═════ Data for this task

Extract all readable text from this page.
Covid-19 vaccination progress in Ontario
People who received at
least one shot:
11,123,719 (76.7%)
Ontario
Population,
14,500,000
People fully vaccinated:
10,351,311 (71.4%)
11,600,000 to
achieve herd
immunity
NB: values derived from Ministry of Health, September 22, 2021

══════════
═════ Data for this task

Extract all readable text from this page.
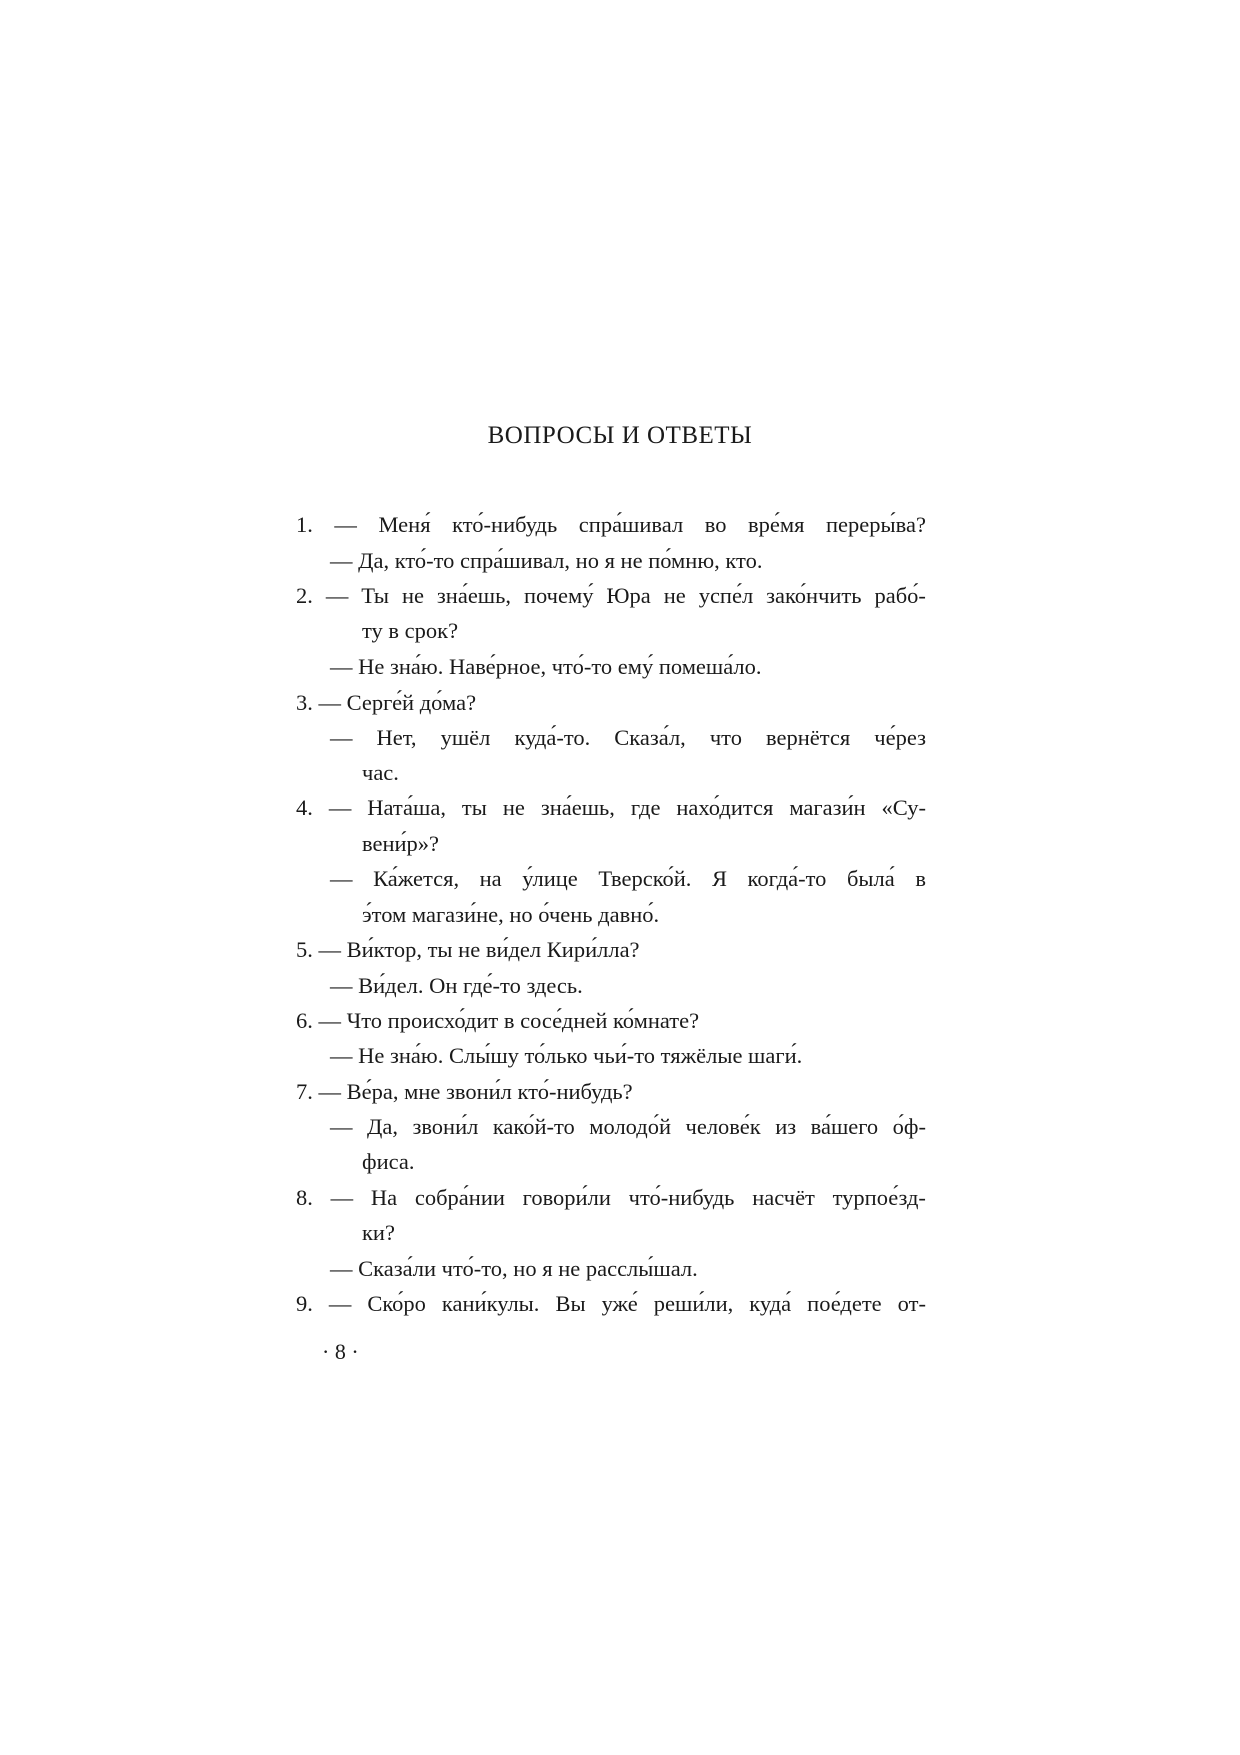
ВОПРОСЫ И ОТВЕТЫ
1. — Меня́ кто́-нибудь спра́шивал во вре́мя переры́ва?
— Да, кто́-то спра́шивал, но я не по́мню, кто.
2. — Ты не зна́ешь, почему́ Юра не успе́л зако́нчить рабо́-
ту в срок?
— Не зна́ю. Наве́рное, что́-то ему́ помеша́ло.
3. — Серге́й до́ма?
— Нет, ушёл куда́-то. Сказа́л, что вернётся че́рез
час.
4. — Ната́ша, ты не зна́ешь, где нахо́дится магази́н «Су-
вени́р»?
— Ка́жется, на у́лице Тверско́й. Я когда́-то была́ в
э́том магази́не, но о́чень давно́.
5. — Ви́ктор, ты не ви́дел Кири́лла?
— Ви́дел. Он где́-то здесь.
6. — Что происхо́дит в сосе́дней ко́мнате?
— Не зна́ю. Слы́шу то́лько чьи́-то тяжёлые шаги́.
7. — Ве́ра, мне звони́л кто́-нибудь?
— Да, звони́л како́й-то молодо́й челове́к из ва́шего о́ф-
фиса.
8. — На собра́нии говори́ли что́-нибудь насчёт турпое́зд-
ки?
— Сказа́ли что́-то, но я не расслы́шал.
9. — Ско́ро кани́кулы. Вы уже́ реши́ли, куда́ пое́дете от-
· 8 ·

══════════

Show all lines in the entries above where the string "Сказа" appears.

- Response to this exercise:
— Нет, ушёл куда́-то. Сказа́л, что вернётся че́рез
— Сказа́ли что́-то, но я не расслы́шал.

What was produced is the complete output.